* _Aim_: Please find all lines in the data that hold the string "fence" and copy them.

* _Data provided_:
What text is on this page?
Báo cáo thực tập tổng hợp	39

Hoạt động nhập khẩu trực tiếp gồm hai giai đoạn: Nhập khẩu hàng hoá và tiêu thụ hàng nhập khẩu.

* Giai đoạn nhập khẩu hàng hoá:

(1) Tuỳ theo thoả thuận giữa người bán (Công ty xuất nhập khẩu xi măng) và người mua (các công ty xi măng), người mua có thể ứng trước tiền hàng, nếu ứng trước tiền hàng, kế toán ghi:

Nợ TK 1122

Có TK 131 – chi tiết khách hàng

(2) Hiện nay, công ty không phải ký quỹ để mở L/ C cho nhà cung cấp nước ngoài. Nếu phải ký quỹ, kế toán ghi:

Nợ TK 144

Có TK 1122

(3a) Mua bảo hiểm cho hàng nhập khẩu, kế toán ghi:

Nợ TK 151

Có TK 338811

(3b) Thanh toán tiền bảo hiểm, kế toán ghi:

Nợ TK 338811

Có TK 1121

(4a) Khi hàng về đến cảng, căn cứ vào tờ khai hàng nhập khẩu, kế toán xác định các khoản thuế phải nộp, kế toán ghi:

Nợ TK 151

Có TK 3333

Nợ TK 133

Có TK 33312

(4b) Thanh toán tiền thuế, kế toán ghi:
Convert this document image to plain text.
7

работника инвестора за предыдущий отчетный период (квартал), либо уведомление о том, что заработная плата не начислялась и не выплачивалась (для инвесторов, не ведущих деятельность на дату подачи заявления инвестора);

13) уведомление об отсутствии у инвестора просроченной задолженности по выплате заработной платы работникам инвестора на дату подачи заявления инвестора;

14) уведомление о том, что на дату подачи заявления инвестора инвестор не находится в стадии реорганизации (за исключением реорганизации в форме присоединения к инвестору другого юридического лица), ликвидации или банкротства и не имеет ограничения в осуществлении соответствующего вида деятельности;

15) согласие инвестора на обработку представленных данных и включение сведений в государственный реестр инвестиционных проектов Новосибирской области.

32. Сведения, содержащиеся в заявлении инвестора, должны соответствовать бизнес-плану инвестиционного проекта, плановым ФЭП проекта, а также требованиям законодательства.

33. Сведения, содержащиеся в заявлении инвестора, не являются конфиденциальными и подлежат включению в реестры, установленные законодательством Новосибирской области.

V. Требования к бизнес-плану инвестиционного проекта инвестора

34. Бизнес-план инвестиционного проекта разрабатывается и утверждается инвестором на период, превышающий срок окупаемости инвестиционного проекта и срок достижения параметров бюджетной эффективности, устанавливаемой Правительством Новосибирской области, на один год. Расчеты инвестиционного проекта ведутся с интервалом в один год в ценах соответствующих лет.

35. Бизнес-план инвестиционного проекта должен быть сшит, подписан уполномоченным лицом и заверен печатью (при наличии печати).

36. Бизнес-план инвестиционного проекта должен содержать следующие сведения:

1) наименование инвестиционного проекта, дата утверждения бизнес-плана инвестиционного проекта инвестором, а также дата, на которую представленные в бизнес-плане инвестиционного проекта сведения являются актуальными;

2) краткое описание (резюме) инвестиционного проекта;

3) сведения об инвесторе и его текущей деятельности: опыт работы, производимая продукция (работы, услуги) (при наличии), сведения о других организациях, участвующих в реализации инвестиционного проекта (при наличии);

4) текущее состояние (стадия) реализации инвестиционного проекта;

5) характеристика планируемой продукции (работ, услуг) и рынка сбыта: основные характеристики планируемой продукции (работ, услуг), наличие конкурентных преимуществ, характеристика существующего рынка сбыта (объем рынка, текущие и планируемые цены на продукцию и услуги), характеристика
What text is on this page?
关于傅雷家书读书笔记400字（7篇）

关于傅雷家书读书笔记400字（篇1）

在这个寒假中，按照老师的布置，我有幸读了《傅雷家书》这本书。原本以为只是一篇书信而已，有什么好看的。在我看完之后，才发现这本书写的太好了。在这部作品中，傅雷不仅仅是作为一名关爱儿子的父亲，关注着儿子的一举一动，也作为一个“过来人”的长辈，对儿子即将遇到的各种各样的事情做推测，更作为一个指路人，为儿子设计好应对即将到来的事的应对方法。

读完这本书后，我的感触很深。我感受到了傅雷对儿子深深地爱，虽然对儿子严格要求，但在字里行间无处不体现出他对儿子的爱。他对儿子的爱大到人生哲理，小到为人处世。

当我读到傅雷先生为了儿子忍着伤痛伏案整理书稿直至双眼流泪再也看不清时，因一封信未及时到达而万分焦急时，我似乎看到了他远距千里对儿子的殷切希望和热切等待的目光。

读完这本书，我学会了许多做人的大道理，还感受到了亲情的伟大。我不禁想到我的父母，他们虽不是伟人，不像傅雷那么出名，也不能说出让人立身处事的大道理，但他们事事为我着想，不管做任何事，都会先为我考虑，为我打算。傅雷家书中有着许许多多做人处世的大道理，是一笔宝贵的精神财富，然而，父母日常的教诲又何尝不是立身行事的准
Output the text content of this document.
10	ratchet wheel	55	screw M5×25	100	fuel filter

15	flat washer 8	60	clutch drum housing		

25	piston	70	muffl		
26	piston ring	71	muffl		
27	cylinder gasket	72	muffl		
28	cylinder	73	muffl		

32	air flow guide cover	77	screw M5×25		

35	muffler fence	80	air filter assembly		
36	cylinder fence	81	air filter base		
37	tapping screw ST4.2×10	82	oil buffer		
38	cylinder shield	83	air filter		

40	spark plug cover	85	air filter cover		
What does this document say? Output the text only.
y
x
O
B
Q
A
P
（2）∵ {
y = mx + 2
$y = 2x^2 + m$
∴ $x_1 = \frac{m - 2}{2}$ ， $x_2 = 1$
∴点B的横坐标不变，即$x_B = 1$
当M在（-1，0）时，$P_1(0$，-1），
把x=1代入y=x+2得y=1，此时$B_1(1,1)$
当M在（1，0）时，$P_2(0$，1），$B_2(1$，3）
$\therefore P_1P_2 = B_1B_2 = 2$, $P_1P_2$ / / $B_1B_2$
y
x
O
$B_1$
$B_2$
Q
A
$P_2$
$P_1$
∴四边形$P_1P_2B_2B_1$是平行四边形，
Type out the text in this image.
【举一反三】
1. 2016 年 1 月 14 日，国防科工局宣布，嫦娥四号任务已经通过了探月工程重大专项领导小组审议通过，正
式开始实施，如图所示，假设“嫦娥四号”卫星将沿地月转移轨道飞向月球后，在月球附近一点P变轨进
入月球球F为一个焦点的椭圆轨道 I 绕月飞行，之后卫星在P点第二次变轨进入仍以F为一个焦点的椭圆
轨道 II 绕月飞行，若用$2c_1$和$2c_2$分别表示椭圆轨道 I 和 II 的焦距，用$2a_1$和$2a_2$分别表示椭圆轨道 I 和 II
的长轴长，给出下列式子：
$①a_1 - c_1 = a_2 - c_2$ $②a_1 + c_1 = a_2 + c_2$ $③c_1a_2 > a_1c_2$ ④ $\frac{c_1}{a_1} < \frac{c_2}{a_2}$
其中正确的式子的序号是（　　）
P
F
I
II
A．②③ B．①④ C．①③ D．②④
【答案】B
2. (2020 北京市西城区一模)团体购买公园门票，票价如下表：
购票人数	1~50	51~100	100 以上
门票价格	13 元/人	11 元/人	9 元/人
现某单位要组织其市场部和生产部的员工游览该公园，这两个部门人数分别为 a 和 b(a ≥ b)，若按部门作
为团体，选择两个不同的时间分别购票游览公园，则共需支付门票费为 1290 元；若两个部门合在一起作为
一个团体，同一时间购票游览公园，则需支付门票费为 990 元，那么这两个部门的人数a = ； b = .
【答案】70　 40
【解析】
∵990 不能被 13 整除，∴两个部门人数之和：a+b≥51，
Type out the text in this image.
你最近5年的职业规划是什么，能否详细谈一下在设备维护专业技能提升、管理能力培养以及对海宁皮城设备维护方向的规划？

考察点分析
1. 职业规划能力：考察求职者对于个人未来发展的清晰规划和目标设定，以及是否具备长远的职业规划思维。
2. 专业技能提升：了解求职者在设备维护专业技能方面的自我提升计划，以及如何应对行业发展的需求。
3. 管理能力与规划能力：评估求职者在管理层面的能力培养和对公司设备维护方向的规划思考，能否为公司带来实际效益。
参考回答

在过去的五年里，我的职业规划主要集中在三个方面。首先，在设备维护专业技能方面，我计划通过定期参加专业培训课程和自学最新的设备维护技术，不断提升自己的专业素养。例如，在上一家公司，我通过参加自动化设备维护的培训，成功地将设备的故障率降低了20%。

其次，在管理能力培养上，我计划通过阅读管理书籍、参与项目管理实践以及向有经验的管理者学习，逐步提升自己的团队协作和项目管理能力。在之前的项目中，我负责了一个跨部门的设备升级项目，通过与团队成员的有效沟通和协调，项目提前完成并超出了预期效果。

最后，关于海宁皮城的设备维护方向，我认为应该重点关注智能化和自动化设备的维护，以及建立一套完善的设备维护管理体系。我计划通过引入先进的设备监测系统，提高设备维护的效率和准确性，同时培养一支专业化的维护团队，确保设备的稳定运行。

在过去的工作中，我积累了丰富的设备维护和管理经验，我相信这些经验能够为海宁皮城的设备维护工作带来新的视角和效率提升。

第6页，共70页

* _Output of the exercise_:
35	muffler fence	80	air filter assembly		
36	cylinder fence	81	air filter base		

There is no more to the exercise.